**What you will do:** Show all lines from the listing below that contain "mutual".

**Stored data:**
* start *

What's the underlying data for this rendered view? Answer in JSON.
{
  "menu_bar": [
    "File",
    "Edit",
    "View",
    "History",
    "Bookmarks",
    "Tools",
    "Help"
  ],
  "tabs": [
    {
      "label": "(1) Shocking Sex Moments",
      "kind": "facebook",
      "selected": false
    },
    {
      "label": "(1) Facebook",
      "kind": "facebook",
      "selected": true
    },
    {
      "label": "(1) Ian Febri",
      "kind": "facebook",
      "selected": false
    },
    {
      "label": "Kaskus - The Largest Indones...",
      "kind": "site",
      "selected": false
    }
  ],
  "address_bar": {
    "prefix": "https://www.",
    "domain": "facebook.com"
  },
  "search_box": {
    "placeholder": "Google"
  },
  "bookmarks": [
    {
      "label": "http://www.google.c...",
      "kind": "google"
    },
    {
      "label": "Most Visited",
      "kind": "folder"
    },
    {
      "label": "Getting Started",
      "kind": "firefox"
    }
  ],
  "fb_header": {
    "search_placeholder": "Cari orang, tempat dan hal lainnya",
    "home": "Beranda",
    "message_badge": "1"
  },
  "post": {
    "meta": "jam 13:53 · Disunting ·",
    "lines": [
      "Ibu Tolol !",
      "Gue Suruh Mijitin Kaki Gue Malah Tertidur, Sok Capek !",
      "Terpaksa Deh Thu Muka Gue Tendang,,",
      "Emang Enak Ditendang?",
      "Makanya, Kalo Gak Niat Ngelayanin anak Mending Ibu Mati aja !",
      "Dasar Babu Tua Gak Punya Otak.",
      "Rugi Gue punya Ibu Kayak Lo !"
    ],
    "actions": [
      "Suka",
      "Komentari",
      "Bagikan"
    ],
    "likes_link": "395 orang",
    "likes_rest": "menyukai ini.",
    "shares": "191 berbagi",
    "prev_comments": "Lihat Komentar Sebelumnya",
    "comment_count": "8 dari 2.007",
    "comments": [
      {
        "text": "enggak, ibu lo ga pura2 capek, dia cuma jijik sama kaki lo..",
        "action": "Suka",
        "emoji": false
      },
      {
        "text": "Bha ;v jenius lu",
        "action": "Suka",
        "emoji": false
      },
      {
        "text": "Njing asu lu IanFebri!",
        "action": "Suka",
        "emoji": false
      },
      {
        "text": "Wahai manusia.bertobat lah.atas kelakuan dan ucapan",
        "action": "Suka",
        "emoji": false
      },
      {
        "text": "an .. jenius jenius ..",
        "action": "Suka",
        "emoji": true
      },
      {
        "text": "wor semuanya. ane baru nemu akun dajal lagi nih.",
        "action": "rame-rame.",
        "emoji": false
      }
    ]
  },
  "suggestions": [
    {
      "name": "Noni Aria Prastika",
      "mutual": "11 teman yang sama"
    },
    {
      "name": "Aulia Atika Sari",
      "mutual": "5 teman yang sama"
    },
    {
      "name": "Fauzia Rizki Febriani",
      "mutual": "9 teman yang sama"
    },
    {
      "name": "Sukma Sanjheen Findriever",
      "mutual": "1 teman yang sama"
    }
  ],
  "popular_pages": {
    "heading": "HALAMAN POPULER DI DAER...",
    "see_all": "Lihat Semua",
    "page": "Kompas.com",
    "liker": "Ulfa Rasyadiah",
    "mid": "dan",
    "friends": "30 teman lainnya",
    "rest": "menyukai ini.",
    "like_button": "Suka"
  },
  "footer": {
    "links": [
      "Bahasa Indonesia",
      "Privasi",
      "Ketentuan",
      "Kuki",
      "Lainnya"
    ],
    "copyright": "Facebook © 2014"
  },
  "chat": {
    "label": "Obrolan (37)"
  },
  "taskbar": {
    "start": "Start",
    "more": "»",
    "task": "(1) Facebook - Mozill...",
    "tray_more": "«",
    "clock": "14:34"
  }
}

* end *

**Right answer:**
      "mutual": "11 teman yang sama"
      "mutual": "5 teman yang sama"
      "mutual": "9 teman yang sama"
      "mutual": "1 teman yang sama"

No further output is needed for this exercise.